» WHAT YOU HAVE TO DO
Find every line with the word "title". Copy those lines.

----- DATA -----

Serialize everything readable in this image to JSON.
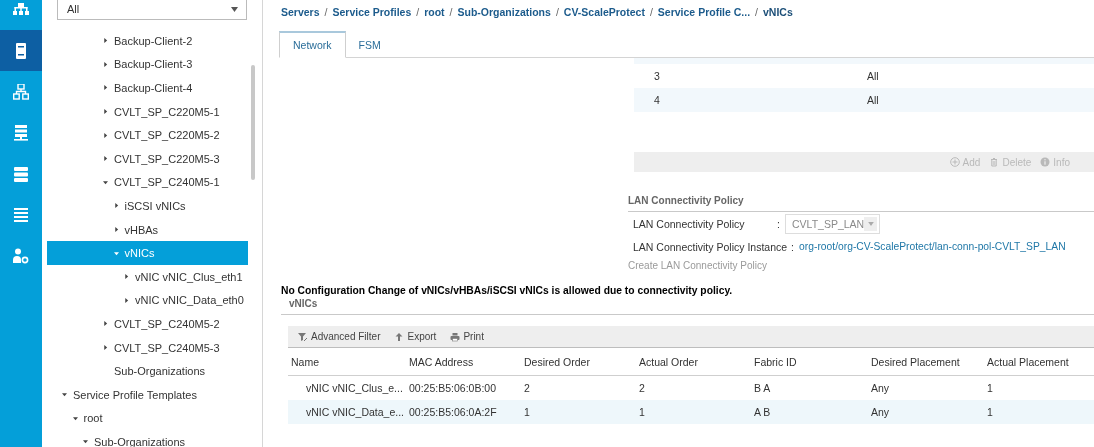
{
  "nav_rail": [
    {
      "selected": false
    },
    {
      "selected": true
    },
    {
      "selected": false
    },
    {
      "selected": false
    },
    {
      "selected": false
    },
    {
      "selected": false
    },
    {
      "selected": false
    }
  ],
  "sidebar": {
    "filter": {
      "value": "All"
    },
    "tree": [
      {
        "label": "Backup-Client-2",
        "expanded": false,
        "selected": false
      },
      {
        "label": "Backup-Client-3",
        "expanded": false,
        "selected": false
      },
      {
        "label": "Backup-Client-4",
        "expanded": false,
        "selected": false
      },
      {
        "label": "CVLT_SP_C220M5-1",
        "expanded": false,
        "selected": false
      },
      {
        "label": "CVLT_SP_C220M5-2",
        "expanded": false,
        "selected": false
      },
      {
        "label": "CVLT_SP_C220M5-3",
        "expanded": false,
        "selected": false
      },
      {
        "label": "CVLT_SP_C240M5-1",
        "expanded": true,
        "selected": false,
        "children": [
          {
            "label": "iSCSI vNICs",
            "expanded": false,
            "selected": false
          },
          {
            "label": "vHBAs",
            "expanded": false,
            "selected": false
          },
          {
            "label": "vNICs",
            "expanded": true,
            "selected": true,
            "children": [
              {
                "label": "vNIC vNIC_Clus_eth1",
                "expanded": false,
                "selected": false
              },
              {
                "label": "vNIC vNIC_Data_eth0",
                "expanded": false,
                "selected": false
              }
            ]
          }
        ]
      },
      {
        "label": "CVLT_SP_C240M5-2",
        "expanded": false,
        "selected": false
      },
      {
        "label": "CVLT_SP_C240M5-3",
        "expanded": false,
        "selected": false
      },
      {
        "label": "Sub-Organizations",
        "selected": false
      }
    ],
    "tree_continued": [
      {
        "label": "Service Profile Templates",
        "expanded": true,
        "selected": false,
        "children": [
          {
            "label": "root",
            "expanded": true,
            "selected": false,
            "children": [
              {
                "label": "Sub-Organizations",
                "expanded": true,
                "selected": false
              }
            ]
          }
        ]
      }
    ]
  },
  "main": {
    "breadcrumb_separator": "/",
    "breadcrumb": [
      "Servers",
      "Service Profiles",
      "root",
      "Sub-Organizations",
      "CV-ScaleProtect",
      "Service Profile C...",
      "vNICs"
    ],
    "tabs": [
      {
        "label": "Network",
        "selected": true
      },
      {
        "label": "FSM",
        "selected": false
      }
    ],
    "upper_table": {
      "rows": [
        [
          "3",
          "All"
        ],
        [
          "4",
          "All"
        ]
      ],
      "actions": [
        {
          "label": "Add",
          "kind": "add",
          "disabled": true
        },
        {
          "label": "Delete",
          "kind": "delete",
          "disabled": true
        },
        {
          "label": "Info",
          "kind": "info",
          "disabled": true
        }
      ]
    },
    "lan_policy": {
      "title": "LAN Connectivity Policy",
      "fields": [
        {
          "label": "LAN Connectivity Policy",
          "separator": ":",
          "kind": "select",
          "value": "CVLT_SP_LAN",
          "disabled": true
        },
        {
          "label": "LAN Connectivity Policy Instance",
          "separator": ":",
          "kind": "link",
          "value": "org-root/org-CV-ScaleProtect/lan-conn-pol-CVLT_SP_LAN"
        }
      ],
      "create_link": {
        "label": "Create LAN Connectivity Policy",
        "disabled": true
      }
    },
    "warning": "No Configuration Change of vNICs/vHBAs/iSCSI vNICs is allowed due to connectivity policy.",
    "vnics": {
      "title": "vNICs",
      "toolbar": [
        {
          "label": "Advanced Filter",
          "kind": "filter"
        },
        {
          "label": "Export",
          "kind": "export"
        },
        {
          "label": "Print",
          "kind": "print"
        }
      ],
      "columns": [
        "Name",
        "MAC Address",
        "Desired Order",
        "Actual Order",
        "Fabric ID",
        "Desired Placement",
        "Actual Placement"
      ],
      "rows": [
        [
          "vNIC vNIC_Clus_e...",
          "00:25:B5:06:0B:00",
          "2",
          "2",
          "B A",
          "Any",
          "1"
        ],
        [
          "vNIC vNIC_Data_e...",
          "00:25:B5:06:0A:2F",
          "1",
          "1",
          "A B",
          "Any",
          "1"
        ]
      ]
    }
  }
}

-----

» ANSWER FOR THE TASK
      "title": "LAN Connectivity Policy",
      "title": "vNICs",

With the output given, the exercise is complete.